**The input:**
● ● ● ● ●

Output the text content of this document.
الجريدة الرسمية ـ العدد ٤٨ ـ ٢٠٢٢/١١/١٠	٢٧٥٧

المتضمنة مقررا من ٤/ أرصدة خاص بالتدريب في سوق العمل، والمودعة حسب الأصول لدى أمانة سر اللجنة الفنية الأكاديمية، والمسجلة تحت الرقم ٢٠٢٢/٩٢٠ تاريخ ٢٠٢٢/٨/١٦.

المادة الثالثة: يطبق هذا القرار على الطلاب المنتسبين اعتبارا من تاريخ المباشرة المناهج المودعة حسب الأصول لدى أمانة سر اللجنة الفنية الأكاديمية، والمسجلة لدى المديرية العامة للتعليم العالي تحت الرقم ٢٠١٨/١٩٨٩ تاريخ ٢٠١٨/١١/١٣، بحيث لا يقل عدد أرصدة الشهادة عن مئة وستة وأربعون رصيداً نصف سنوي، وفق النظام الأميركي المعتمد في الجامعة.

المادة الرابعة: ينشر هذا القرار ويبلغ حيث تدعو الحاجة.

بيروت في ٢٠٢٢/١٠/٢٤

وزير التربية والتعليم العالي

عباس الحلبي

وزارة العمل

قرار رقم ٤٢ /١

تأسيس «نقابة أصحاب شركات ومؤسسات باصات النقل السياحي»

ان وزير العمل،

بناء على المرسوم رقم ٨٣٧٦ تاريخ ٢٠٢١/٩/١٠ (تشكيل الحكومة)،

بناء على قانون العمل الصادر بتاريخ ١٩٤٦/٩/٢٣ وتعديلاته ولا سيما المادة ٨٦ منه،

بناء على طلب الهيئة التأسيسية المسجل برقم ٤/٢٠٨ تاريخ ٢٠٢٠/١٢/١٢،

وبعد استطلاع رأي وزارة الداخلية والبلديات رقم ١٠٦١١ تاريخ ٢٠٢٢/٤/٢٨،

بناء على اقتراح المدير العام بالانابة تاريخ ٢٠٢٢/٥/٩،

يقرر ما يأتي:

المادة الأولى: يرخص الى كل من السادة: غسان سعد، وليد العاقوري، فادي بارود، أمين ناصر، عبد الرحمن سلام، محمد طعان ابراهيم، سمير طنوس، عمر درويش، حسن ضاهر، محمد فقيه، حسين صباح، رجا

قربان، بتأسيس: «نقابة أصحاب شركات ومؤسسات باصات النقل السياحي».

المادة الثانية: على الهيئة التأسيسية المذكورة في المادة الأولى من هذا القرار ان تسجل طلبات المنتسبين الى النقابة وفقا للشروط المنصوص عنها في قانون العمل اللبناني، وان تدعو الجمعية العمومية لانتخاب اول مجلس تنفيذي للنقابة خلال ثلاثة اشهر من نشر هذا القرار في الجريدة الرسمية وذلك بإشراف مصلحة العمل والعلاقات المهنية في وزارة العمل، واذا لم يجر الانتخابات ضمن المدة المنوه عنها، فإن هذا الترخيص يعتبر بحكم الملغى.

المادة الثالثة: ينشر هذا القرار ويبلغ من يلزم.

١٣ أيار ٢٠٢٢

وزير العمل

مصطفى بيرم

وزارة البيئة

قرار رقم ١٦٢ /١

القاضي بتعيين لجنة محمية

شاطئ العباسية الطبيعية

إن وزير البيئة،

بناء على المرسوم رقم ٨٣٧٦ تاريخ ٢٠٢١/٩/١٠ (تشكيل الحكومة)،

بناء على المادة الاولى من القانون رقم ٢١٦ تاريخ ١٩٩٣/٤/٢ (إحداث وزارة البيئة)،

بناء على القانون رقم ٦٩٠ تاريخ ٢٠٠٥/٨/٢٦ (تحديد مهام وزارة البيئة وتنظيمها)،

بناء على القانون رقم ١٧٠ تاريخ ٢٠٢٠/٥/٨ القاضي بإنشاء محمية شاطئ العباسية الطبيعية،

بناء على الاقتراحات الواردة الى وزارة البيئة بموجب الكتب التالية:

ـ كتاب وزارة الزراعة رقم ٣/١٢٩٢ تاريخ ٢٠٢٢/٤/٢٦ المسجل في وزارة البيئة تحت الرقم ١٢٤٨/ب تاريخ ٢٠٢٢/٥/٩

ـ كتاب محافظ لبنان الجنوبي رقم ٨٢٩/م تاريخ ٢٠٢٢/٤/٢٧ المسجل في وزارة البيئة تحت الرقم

● ● ● ● ●

**What needs to be done:** Count the lines above that contain the word "الرسمية". Give only the number.

**Task response:** 2